- _Task brief_: Set down exactly the lines running from the line with "Read out every word on this page." to the end of the listing below, both ends included.

- _Data supplied_:
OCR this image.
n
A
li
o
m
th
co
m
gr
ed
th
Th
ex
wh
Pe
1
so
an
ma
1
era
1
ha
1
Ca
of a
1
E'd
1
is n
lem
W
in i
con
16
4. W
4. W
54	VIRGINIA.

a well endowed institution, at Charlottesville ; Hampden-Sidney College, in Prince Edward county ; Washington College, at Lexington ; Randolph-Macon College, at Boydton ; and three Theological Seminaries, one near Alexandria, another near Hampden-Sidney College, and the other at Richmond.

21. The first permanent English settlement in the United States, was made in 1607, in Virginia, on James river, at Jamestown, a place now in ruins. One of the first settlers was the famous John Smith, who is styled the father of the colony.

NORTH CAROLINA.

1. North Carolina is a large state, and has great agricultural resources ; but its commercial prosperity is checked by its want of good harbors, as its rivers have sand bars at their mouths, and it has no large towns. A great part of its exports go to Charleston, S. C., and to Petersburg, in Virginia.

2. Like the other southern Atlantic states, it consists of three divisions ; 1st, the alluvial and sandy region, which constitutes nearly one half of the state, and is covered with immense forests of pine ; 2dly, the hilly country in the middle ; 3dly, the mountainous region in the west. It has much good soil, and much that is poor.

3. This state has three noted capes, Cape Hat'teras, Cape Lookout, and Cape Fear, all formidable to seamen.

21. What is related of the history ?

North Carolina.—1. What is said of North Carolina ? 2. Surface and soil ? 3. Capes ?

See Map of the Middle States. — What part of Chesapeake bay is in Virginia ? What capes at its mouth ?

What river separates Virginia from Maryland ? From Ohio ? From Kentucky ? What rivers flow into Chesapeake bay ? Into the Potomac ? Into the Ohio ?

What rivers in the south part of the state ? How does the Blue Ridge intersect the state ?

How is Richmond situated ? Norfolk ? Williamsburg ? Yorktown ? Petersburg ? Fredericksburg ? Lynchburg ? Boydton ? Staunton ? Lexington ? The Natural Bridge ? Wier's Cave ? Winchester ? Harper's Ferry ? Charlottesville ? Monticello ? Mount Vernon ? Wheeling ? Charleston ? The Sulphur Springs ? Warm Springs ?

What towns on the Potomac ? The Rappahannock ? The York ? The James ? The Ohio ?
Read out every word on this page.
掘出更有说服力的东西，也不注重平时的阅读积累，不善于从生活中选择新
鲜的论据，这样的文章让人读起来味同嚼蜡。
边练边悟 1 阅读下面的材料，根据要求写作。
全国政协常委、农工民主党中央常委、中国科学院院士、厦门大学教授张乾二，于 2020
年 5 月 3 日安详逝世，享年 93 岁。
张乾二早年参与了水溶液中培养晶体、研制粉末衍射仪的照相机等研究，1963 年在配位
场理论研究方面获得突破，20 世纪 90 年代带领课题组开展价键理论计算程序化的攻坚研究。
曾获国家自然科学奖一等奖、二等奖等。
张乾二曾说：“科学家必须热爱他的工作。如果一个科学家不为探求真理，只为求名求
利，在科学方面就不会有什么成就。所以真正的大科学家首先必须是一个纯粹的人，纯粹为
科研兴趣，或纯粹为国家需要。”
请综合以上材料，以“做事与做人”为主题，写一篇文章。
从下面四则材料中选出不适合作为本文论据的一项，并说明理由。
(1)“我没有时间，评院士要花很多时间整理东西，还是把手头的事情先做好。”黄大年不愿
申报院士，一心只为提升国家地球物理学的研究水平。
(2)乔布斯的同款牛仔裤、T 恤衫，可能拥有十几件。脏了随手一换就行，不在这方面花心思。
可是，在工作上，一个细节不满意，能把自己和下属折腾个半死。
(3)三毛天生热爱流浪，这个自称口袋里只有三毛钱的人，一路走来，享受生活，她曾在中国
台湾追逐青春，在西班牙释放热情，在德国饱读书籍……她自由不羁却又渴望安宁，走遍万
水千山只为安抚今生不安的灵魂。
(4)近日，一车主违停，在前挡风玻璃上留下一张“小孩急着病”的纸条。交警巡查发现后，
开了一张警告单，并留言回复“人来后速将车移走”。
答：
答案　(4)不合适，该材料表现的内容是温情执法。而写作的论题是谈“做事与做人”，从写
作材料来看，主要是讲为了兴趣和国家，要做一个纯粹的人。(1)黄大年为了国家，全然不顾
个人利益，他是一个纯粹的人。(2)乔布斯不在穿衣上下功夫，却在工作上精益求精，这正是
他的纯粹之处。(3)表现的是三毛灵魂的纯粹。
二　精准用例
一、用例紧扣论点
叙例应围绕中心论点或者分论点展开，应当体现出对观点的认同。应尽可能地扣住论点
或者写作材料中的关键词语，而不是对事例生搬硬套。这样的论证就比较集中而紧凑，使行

- _Problem solution_:
Read out every word on this page.
掘出更有说服力的东西，也不注重平时的阅读积累，不善于从生活中选择新
鲜的论据，这样的文章让人读起来味同嚼蜡。
边练边悟 1 阅读下面的材料，根据要求写作。
全国政协常委、农工民主党中央常委、中国科学院院士、厦门大学教授张乾二，于 2020
年 5 月 3 日安详逝世，享年 93 岁。
张乾二早年参与了水溶液中培养晶体、研制粉末衍射仪的照相机等研究，1963 年在配位
场理论研究方面获得突破，20 世纪 90 年代带领课题组开展价键理论计算程序化的攻坚研究。
曾获国家自然科学奖一等奖、二等奖等。
张乾二曾说：“科学家必须热爱他的工作。如果一个科学家不为探求真理，只为求名求
利，在科学方面就不会有什么成就。所以真正的大科学家首先必须是一个纯粹的人，纯粹为
科研兴趣，或纯粹为国家需要。”
请综合以上材料，以“做事与做人”为主题，写一篇文章。
从下面四则材料中选出不适合作为本文论据的一项，并说明理由。
(1)“我没有时间，评院士要花很多时间整理东西，还是把手头的事情先做好。”黄大年不愿
申报院士，一心只为提升国家地球物理学的研究水平。
(2)乔布斯的同款牛仔裤、T 恤衫，可能拥有十几件。脏了随手一换就行，不在这方面花心思。
可是，在工作上，一个细节不满意，能把自己和下属折腾个半死。
(3)三毛天生热爱流浪，这个自称口袋里只有三毛钱的人，一路走来，享受生活，她曾在中国
台湾追逐青春，在西班牙释放热情，在德国饱读书籍……她自由不羁却又渴望安宁，走遍万
水千山只为安抚今生不安的灵魂。
(4)近日，一车主违停，在前挡风玻璃上留下一张“小孩急着病”的纸条。交警巡查发现后，
开了一张警告单，并留言回复“人来后速将车移走”。
答：
答案　(4)不合适，该材料表现的内容是温情执法。而写作的论题是谈“做事与做人”，从写
作材料来看，主要是讲为了兴趣和国家，要做一个纯粹的人。(1)黄大年为了国家，全然不顾
个人利益，他是一个纯粹的人。(2)乔布斯不在穿衣上下功夫，却在工作上精益求精，这正是
他的纯粹之处。(3)表现的是三毛灵魂的纯粹。
二　精准用例
一、用例紧扣论点
叙例应围绕中心论点或者分论点展开，应当体现出对观点的认同。应尽可能地扣住论点
或者写作材料中的关键词语，而不是对事例生搬硬套。这样的论证就比较集中而紧凑，使行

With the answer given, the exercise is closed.